> _Exercise instructions_
Copy out all lines where "JSON" appears.
** Start Extracted material **
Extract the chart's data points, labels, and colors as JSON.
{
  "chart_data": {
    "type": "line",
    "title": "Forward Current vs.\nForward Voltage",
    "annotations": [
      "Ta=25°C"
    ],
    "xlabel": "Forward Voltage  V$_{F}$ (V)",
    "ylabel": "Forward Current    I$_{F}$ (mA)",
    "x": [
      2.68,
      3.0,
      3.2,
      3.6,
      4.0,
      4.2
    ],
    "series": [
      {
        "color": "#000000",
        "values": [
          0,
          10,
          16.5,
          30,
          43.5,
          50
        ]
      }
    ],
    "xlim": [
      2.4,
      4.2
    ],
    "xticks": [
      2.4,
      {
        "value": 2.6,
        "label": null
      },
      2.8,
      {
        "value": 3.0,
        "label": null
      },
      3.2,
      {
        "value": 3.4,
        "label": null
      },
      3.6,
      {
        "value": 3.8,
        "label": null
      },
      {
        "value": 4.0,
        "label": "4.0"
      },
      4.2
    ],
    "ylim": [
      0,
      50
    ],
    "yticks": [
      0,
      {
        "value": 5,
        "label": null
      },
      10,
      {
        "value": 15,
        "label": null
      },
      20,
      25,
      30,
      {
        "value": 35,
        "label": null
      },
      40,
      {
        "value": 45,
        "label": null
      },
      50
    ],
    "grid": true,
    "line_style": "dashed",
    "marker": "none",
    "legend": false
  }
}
** End Extracted material **
** Start Extracted material **
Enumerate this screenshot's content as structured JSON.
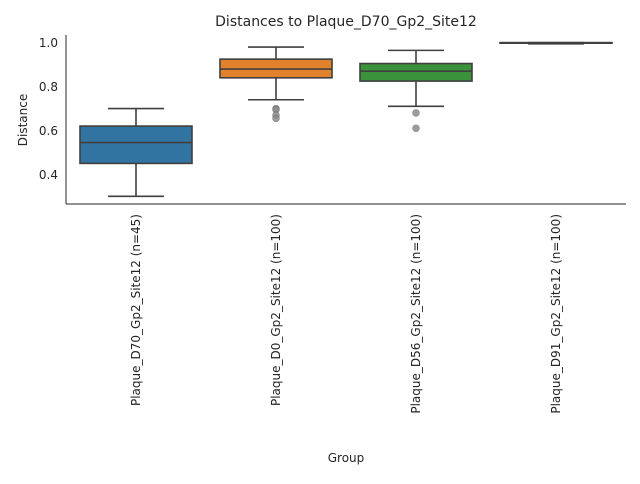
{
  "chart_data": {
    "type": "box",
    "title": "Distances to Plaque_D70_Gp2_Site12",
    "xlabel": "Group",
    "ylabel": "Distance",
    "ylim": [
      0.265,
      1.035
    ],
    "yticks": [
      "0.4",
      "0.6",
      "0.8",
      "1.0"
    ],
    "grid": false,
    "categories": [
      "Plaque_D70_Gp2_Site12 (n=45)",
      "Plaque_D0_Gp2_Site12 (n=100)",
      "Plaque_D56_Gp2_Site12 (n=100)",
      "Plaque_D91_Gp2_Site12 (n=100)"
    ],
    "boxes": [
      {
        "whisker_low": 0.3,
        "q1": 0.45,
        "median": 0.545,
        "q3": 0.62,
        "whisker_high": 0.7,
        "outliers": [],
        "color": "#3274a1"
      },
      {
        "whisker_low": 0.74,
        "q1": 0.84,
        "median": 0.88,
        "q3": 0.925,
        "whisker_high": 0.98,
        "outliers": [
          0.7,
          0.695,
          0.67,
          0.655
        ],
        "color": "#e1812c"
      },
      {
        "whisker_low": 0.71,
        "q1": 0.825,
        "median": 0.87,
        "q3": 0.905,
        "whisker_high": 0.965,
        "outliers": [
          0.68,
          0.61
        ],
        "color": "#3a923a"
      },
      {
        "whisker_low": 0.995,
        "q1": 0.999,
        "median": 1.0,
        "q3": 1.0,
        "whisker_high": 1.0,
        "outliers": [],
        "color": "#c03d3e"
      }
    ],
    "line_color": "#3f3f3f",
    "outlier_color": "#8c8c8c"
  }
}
** End Extracted material **
> _Expected answer_
Extract the chart's data points, labels, and colors as JSON.
Enumerate this screenshot's content as structured JSON.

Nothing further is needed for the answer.